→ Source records

==============================

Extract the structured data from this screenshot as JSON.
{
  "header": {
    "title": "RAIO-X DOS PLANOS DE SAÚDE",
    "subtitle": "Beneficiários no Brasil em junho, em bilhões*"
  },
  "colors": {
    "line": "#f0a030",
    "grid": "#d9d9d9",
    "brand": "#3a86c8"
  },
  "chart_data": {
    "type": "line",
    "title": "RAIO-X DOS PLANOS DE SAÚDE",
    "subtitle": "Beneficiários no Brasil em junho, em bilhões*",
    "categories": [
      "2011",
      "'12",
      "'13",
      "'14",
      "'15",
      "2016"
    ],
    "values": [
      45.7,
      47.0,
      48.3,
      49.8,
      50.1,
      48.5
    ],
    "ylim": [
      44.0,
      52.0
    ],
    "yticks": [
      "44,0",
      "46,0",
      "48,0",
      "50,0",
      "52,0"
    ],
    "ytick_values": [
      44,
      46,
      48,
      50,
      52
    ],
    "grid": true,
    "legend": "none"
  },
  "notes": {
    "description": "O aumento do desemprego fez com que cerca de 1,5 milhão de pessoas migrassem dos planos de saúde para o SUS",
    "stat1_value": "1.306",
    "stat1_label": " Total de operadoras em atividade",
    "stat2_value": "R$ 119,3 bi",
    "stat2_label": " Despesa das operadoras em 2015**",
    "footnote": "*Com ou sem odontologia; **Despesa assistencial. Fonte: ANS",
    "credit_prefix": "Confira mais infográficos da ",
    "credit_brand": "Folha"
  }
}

==============================

→ PROBLEM DESCRIPTION
Only the number is required: the count of lines containing the word "subtitle".

→ ANSWER IN FULL
2